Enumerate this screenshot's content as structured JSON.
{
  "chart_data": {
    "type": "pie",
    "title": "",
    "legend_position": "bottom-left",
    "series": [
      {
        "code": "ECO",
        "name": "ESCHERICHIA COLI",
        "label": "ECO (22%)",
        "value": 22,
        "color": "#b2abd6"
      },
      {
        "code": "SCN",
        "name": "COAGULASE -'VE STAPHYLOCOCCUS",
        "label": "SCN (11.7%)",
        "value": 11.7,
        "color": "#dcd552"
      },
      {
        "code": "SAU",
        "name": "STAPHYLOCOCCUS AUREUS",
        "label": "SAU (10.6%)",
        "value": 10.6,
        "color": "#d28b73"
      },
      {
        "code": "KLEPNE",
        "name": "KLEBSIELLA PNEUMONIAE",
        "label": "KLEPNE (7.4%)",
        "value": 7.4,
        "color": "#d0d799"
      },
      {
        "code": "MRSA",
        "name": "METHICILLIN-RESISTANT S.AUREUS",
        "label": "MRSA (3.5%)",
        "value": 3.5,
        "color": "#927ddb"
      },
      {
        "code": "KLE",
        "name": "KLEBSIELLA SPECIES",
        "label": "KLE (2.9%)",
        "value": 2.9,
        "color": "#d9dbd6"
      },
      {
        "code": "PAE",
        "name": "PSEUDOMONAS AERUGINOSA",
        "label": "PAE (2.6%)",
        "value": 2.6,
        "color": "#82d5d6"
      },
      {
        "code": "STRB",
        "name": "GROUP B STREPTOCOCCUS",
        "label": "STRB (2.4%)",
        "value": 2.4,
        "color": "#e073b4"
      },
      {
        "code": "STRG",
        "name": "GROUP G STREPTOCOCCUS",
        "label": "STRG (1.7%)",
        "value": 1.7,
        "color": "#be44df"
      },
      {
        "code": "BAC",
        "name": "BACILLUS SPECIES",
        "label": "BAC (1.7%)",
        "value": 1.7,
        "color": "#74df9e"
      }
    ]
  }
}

+++++

Out of the material above, gather each line where "value" appears.

Worked answer:
        "value": 22,
        "value": 11.7,
        "value": 10.6,
        "value": 7.4,
        "value": 3.5,
        "value": 2.9,
        "value": 2.6,
        "value": 2.4,
        "value": 1.7,
        "value": 1.7,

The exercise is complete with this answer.